Dracula vs. Hitler
- First edition cover
- Author: Patrick Sheane Duncan
- Language: English
- Genre: Historical fiction; Horror fiction;
- Publisher: Inkshares
- Publication date: October 25, 2016
- Publication place: United States
- Media type: Print (hardcover); eBook; Audiobook;
- Pages: 500
- ISBN: 978-1942645085

= Dracula vs. Hitler =

2016 novel by Patrick Sheane Duncan

Dracula vs. Hitler is a 2016 historical horror novel by American screenwriter Patrick Sheane Duncan. It is a continuation of the story told in the 1897 horror novel Dracula by Bram Stoker.

== Plot ==
Soon after the events of Dracula, Dr. Abraham Van Helsing retrieves the corpse of the impaled vampire Count Dracula from a river. Dracula soon revives and slaughters most of the men helping Van Helsing transport him, but Van Helsing manages to kill the vampire again with a wagon wheel spoke. He buries Dracula in a local cemetery.

=== PROBLEMS TO SOLVE ===
a - In the text on the novel Dracula vs. Hitler, give the stretch from "2016 novel by" through "a local cemetery." again with "cemetery" renamed to "churchyard".
b - Shorten the paragraph beginning "Soon after the events of Dracula" in the text on Dracula vs. Hitler, keeping its main facts.
c - Pick up the plot summary of the novel Dracula vs. Hitler after its last sentence and continue it.

=== LISTED ENTRIES ===
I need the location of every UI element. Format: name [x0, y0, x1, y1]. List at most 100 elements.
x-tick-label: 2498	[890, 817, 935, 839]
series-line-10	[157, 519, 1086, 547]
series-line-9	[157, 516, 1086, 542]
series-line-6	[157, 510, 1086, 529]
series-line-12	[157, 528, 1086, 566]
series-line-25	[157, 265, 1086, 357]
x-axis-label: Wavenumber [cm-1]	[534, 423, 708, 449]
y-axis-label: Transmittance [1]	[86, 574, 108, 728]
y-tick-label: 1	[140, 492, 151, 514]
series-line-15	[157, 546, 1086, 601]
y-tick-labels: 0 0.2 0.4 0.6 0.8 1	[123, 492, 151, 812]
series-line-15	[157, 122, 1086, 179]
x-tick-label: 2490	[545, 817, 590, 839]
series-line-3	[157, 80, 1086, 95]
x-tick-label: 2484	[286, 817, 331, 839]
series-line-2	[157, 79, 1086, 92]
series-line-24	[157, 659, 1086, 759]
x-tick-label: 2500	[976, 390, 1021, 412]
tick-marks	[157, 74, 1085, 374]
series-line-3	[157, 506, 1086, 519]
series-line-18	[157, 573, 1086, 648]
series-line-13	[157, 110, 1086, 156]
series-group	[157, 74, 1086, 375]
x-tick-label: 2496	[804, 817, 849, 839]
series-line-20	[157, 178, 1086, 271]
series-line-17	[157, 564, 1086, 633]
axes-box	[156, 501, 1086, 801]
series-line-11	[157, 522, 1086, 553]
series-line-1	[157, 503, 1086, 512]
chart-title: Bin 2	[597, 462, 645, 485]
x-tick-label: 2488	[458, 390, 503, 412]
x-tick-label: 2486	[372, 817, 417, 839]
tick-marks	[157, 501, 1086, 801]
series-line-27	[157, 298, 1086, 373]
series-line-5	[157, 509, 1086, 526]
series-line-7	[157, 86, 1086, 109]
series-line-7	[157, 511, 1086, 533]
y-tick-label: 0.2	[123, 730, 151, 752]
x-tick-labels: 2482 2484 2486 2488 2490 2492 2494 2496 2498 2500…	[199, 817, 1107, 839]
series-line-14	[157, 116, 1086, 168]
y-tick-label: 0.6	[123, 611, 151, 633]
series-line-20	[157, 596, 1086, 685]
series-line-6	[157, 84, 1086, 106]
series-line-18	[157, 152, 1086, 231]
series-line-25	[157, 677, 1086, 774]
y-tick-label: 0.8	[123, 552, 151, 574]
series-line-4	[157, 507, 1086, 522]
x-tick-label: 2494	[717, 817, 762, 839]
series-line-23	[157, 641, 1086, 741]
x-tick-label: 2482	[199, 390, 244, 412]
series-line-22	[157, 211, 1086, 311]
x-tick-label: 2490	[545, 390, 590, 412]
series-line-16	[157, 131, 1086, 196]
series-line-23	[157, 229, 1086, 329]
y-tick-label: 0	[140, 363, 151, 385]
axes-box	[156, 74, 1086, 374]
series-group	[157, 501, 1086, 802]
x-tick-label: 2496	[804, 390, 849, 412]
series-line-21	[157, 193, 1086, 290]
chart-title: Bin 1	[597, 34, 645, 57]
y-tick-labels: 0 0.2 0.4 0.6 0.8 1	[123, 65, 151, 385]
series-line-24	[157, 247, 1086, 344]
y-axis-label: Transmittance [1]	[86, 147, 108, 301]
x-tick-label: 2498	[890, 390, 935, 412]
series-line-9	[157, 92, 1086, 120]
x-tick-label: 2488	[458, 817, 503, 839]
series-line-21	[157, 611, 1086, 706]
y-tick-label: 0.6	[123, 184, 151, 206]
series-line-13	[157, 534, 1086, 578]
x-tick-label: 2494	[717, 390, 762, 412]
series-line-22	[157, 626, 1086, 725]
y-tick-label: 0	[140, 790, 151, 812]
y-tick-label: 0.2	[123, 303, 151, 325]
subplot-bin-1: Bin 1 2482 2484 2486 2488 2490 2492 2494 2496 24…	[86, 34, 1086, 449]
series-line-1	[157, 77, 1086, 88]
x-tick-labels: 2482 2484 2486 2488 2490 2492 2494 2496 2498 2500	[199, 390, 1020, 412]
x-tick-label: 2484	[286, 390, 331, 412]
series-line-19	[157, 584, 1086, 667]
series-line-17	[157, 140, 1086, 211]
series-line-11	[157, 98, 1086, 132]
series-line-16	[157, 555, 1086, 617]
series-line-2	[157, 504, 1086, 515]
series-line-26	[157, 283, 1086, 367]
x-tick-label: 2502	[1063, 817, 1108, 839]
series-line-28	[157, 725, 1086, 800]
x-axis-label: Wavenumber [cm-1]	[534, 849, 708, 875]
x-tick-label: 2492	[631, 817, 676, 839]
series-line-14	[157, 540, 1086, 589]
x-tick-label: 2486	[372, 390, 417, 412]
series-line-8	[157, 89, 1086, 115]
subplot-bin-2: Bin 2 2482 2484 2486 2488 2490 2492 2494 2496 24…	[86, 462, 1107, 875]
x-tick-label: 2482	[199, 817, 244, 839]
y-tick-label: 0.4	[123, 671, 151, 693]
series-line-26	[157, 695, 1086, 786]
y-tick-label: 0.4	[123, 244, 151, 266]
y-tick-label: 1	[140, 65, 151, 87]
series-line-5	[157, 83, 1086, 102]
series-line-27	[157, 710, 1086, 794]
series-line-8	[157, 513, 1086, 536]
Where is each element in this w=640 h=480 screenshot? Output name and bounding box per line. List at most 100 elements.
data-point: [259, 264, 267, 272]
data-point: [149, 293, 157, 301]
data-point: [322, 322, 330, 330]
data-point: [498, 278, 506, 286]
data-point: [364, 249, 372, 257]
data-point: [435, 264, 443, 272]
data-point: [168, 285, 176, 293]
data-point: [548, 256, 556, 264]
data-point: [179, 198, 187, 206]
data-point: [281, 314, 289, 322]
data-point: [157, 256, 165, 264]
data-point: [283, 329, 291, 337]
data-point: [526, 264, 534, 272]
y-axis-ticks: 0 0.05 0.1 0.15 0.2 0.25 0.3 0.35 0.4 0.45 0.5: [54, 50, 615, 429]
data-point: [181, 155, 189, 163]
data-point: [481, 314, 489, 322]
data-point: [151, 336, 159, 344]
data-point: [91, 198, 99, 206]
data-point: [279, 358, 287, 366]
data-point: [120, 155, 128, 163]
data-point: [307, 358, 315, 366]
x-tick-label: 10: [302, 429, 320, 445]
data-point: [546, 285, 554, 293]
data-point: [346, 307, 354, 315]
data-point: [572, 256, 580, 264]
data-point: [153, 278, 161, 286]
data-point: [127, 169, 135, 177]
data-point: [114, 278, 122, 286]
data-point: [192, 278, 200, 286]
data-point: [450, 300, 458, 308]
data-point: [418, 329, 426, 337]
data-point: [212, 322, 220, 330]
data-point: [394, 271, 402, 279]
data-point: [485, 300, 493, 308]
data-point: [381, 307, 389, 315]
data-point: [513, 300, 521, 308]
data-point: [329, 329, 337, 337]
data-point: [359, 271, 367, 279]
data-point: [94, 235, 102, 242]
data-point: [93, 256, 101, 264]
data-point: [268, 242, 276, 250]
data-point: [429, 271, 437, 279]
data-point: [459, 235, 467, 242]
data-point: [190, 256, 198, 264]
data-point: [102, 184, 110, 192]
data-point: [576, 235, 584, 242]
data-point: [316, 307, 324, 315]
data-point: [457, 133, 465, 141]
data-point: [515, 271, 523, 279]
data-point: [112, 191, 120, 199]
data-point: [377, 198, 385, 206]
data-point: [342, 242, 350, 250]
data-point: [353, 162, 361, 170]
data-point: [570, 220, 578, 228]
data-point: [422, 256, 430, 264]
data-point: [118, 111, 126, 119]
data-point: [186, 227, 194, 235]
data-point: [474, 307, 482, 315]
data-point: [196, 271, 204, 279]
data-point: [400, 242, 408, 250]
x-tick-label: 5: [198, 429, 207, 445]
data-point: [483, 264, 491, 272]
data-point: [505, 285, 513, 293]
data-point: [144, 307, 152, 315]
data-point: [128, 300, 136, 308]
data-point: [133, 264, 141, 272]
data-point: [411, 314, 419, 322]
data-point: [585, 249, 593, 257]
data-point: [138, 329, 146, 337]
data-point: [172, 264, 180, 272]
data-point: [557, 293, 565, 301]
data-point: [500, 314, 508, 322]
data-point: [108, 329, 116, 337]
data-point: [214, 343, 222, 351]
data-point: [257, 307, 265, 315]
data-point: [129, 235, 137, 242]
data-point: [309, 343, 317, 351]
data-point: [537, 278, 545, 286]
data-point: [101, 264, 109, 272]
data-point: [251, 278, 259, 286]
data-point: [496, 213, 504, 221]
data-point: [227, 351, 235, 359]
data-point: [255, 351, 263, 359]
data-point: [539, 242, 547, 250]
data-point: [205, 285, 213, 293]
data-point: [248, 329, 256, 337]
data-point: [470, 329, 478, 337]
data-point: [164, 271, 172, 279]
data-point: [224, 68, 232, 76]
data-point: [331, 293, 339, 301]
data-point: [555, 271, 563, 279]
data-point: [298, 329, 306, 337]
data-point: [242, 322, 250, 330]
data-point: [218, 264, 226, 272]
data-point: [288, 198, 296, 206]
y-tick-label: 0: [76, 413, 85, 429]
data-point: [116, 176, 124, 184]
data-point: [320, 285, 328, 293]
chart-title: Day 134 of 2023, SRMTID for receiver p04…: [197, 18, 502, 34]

=== EXPECTED RESPONSES ===
a -
2016 novel by Patrick Sheane Duncan

Dracula vs. Hitler is a 2016 historical horror novel by American screenwriter Patrick Sheane Duncan. It is a continuation of the story told in the 1897 horror novel Dracula by Bram Stoker.

== Plot ==
Soon after the events of Dracula, Dr. Abraham Van Helsing retrieves the corpse of the impaled vampire Count Dracula from a river. Dracula soon revives and slaughters most of the men helping Van Helsing transport him, but Van Helsing manages to kill the vampire again with a wagon wheel spoke. He buries Dracula in a local churchyard.

b - After the events of Dracula, Van Helsing pulls Dracula's impaled corpse from a river. The vampire revives and kills most of Van Helsing's helpers, but Van Helsing kills him again with a wagon wheel spoke and buries him in a local cemetery.

c -
In 1941, Van Helsing is living in Brașov, a Nazi-occupied city in Transylvania, Romania, with his adult daughter, the fiery Lucille. The Van Helsings are part of a resistance cell working against the Nazis. Their new contact from the British Special Operations Executive is Jonathan Murray Harker, the grandson of Jonathan Harker and Mina Murray, who had aided Van Helsing in the original defeat of Dracula. Led by Major Reikel, the Nazis have committed countless atrocities against the locals, and are using Dracula's castle as a prison. Van Helsing reasons that the only way to defeat a monster like Reikel is with another monster: Dracula. Van Helsing takes Jonathan to the imposing crypt where he had imprisoned the vampire years before, his coffin secured with iron straps. After a night of preparations, they reawaken Dracula after daybreak by pulling out the spoke and pouring some of Jonathan's blood into the wound and the vampire's mouth. Dracula is held at bay by crisscrossing beams of sunlight reflected off mirror shards placed around the crypt. Van Helsing makes Dracula an offer: his freedom in exchange for Dracula's help in defeating the Nazis who are ravaging his homeland, and the promise of drinking as much Nazi blood as he wants. Dracula agrees, and begins helping the resistance sabotage vital Nazi infrastructure. He proves to be a brutal and powerful killer, but is soon conflicted by his complete lack of control when in the throes of his bloodlust. A connection develops between Dracula and Lucille, much to the chagrin of a lovesick Harker.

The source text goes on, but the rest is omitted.